◆ **AIM**
Each entry below is to be duplicated verbatim.

◆ **DATA PROVIDED**
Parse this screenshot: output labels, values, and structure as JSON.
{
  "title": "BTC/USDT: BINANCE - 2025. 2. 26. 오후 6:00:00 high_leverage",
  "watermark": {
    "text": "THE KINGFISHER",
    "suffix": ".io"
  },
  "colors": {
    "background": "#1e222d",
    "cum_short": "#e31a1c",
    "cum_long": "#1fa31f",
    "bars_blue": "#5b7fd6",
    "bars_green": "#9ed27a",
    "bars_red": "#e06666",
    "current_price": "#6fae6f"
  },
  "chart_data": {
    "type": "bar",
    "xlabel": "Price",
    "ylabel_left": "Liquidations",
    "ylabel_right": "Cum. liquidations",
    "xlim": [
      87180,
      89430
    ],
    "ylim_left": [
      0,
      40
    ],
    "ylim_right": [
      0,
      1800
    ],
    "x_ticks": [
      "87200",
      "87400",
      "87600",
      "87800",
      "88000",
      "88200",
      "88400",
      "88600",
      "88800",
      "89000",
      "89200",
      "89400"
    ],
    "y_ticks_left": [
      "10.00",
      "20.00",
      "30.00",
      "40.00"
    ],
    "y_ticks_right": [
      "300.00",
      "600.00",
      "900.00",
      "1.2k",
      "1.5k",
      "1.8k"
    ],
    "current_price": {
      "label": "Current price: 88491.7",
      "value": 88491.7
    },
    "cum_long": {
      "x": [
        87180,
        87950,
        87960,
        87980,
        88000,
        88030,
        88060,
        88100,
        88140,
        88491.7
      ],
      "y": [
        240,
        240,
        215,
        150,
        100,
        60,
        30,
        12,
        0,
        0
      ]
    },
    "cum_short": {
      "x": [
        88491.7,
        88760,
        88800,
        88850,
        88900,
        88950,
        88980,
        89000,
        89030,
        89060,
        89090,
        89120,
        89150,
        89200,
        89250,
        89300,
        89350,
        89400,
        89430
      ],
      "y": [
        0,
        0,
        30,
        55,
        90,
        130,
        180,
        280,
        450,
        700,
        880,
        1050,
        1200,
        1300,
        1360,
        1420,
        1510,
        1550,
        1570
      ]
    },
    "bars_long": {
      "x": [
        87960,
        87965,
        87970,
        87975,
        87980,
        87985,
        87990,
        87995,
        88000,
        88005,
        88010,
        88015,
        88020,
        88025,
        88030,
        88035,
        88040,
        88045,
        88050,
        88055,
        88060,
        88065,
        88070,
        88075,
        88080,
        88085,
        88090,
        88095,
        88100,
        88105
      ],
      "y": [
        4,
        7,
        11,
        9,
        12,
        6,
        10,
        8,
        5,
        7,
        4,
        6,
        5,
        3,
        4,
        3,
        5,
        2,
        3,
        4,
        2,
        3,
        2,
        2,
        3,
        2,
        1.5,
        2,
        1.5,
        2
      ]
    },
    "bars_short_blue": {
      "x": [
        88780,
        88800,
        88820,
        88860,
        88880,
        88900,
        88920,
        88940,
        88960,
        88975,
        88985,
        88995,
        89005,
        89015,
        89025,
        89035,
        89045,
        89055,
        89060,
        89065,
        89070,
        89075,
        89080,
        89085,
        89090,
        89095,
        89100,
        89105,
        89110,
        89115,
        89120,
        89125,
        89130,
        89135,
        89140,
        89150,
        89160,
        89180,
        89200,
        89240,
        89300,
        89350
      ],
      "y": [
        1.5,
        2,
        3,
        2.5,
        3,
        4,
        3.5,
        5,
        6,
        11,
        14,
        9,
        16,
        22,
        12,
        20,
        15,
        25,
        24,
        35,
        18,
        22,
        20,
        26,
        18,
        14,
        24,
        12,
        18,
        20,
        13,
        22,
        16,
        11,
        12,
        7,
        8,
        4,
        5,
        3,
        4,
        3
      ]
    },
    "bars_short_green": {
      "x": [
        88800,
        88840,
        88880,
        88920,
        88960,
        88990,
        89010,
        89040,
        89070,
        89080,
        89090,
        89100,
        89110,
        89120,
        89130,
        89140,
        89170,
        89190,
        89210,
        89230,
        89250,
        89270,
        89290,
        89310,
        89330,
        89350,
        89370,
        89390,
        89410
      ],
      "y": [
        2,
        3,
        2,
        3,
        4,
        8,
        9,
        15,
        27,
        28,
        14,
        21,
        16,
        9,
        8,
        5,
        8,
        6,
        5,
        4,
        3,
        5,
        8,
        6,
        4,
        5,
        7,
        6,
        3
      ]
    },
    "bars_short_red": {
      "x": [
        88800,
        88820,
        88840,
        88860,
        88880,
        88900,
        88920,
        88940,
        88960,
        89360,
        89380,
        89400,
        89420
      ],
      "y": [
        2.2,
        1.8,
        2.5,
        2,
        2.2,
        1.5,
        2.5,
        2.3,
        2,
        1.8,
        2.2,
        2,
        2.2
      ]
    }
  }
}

◆ **RESPONSE TO THE TASK**
Parse this screenshot: output labels, values, and structure as JSON.
{
  "title": "BTC/USDT: BINANCE - 2025. 2. 26. 오후 6:00:00 high_leverage",
  "watermark": {
    "text": "THE KINGFISHER",
    "suffix": ".io"
  },
  "colors": {
    "background": "#1e222d",
    "cum_short": "#e31a1c",
    "cum_long": "#1fa31f",
    "bars_blue": "#5b7fd6",
    "bars_green": "#9ed27a",
    "bars_red": "#e06666",
    "current_price": "#6fae6f"
  },
  "chart_data": {
    "type": "bar",
    "xlabel": "Price",
    "ylabel_left": "Liquidations",
    "ylabel_right": "Cum. liquidations",
    "xlim": [
      87180,
      89430
    ],
    "ylim_left": [
      0,
      40
    ],
    "ylim_right": [
      0,
      1800
    ],
    "x_ticks": [
      "87200",
      "87400",
      "87600",
      "87800",
      "88000",
      "88200",
      "88400",
      "88600",
      "88800",
      "89000",
      "89200",
      "89400"
    ],
    "y_ticks_left": [
      "10.00",
      "20.00",
      "30.00",
      "40.00"
    ],
    "y_ticks_right": [
      "300.00",
      "600.00",
      "900.00",
      "1.2k",
      "1.5k",
      "1.8k"
    ],
    "current_price": {
      "label": "Current price: 88491.7",
      "value": 88491.7
    },
    "cum_long": {
      "x": [
        87180,
        87950,
        87960,
        87980,
        88000,
        88030,
        88060,
        88100,
        88140,
        88491.7
      ],
      "y": [
        240,
        240,
        215,
        150,
        100,
        60,
        30,
        12,
        0,
        0
      ]
    },
    "cum_short": {
      "x": [
        88491.7,
        88760,
        88800,
        88850,
        88900,
        88950,
        88980,
        89000,
        89030,
        89060,
        89090,
        89120,
        89150,
        89200,
        89250,
        89300,
        89350,
        89400,
        89430
      ],
      "y": [
        0,
        0,
        30,
        55,
        90,
        130,
        180,
        280,
        450,
        700,
        880,
        1050,
        1200,
        1300,
        1360,
        1420,
        1510,
        1550,
        1570
      ]
    },
    "bars_long": {
      "x": [
        87960,
        87965,
        87970,
        87975,
        87980,
        87985,
        87990,
        87995,
        88000,
        88005,
        88010,
        88015,
        88020,
        88025,
        88030,
        88035,
        88040,
        88045,
        88050,
        88055,
        88060,
        88065,
        88070,
        88075,
        88080,
        88085,
        88090,
        88095,
        88100,
        88105
      ],
      "y": [
        4,
        7,
        11,
        9,
        12,
        6,
        10,
        8,
        5,
        7,
        4,
        6,
        5,
        3,
        4,
        3,
        5,
        2,
        3,
        4,
        2,
        3,
        2,
        2,
        3,
        2,
        1.5,
        2,
        1.5,
        2
      ]
    },
    "bars_short_blue": {
      "x": [
        88780,
        88800,
        88820,
        88860,
        88880,
        88900,
        88920,
        88940,
        88960,
        88975,
        88985,
        88995,
        89005,
        89015,
        89025,
        89035,
        89045,
        89055,
        89060,
        89065,
        89070,
        89075,
        89080,
        89085,
        89090,
        89095,
        89100,
        89105,
        89110,
        89115,
        89120,
        89125,
        89130,
        89135,
        89140,
        89150,
        89160,
        89180,
        89200,
        89240,
        89300,
        89350
      ],
      "y": [
        1.5,
        2,
        3,
        2.5,
        3,
        4,
        3.5,
        5,
        6,
        11,
        14,
        9,
        16,
        22,
        12,
        20,
        15,
        25,
        24,
        35,
        18,
        22,
        20,
        26,
        18,
        14,
        24,
        12,
        18,
        20,
        13,
        22,
        16,
        11,
        12,
        7,
        8,
        4,
        5,
        3,
        4,
        3
      ]
    },
    "bars_short_green": {
      "x": [
        88800,
        88840,
        88880,
        88920,
        88960,
        88990,
        89010,
        89040,
        89070,
        89080,
        89090,
        89100,
        89110,
        89120,
        89130,
        89140,
        89170,
        89190,
        89210,
        89230,
        89250,
        89270,
        89290,
        89310,
        89330,
        89350,
        89370,
        89390,
        89410
      ],
      "y": [
        2,
        3,
        2,
        3,
        4,
        8,
        9,
        15,
        27,
        28,
        14,
        21,
        16,
        9,
        8,
        5,
        8,
        6,
        5,
        4,
        3,
        5,
        8,
        6,
        4,
        5,
        7,
        6,
        3
      ]
    },
    "bars_short_red": {
      "x": [
        88800,
        88820,
        88840,
        88860,
        88880,
        88900,
        88920,
        88940,
        88960,
        89360,
        89380,
        89400,
        89420
      ],
      "y": [
        2.2,
        1.8,
        2.5,
        2,
        2.2,
        1.5,
        2.5,
        2.3,
        2,
        1.8,
        2.2,
        2,
        2.2
      ]
    }
  }
}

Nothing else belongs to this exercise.